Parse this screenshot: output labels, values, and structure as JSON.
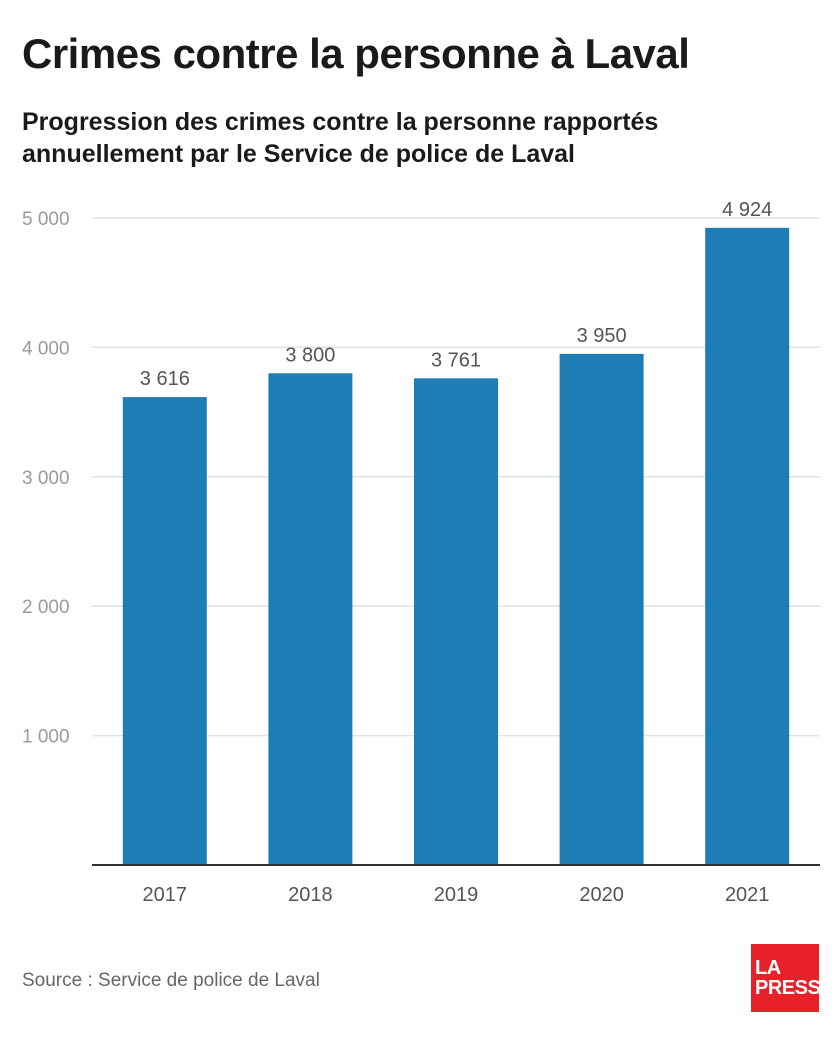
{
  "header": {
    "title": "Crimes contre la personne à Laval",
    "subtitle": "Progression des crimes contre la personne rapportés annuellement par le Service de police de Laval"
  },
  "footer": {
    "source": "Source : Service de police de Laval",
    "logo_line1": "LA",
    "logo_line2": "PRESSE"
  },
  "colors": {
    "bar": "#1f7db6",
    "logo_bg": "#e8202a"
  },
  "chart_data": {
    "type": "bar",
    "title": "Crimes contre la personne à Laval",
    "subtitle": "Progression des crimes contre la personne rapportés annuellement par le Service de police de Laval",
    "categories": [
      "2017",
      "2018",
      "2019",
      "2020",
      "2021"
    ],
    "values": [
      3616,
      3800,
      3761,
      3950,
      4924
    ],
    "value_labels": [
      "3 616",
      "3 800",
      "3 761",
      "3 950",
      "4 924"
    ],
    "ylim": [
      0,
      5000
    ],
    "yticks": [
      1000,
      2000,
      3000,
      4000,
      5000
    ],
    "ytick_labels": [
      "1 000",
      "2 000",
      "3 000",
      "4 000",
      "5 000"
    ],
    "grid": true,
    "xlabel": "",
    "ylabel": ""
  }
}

================================

| WRITTEN TASK |
From the listing above, print every entry precisely and drop the pictures.

| CORRECT RESPONSE |
Parse this screenshot: output labels, values, and structure as JSON.
{
  "header": {
    "title": "Crimes contre la personne à Laval",
    "subtitle": "Progression des crimes contre la personne rapportés annuellement par le Service de police de Laval"
  },
  "footer": {
    "source": "Source : Service de police de Laval",
    "logo_line1": "LA",
    "logo_line2": "PRESSE"
  },
  "colors": {
    "bar": "#1f7db6",
    "logo_bg": "#e8202a"
  },
  "chart_data": {
    "type": "bar",
    "title": "Crimes contre la personne à Laval",
    "subtitle": "Progression des crimes contre la personne rapportés annuellement par le Service de police de Laval",
    "categories": [
      "2017",
      "2018",
      "2019",
      "2020",
      "2021"
    ],
    "values": [
      3616,
      3800,
      3761,
      3950,
      4924
    ],
    "value_labels": [
      "3 616",
      "3 800",
      "3 761",
      "3 950",
      "4 924"
    ],
    "ylim": [
      0,
      5000
    ],
    "yticks": [
      1000,
      2000,
      3000,
      4000,
      5000
    ],
    "ytick_labels": [
      "1 000",
      "2 000",
      "3 000",
      "4 000",
      "5 000"
    ],
    "grid": true,
    "xlabel": "",
    "ylabel": ""
  }
}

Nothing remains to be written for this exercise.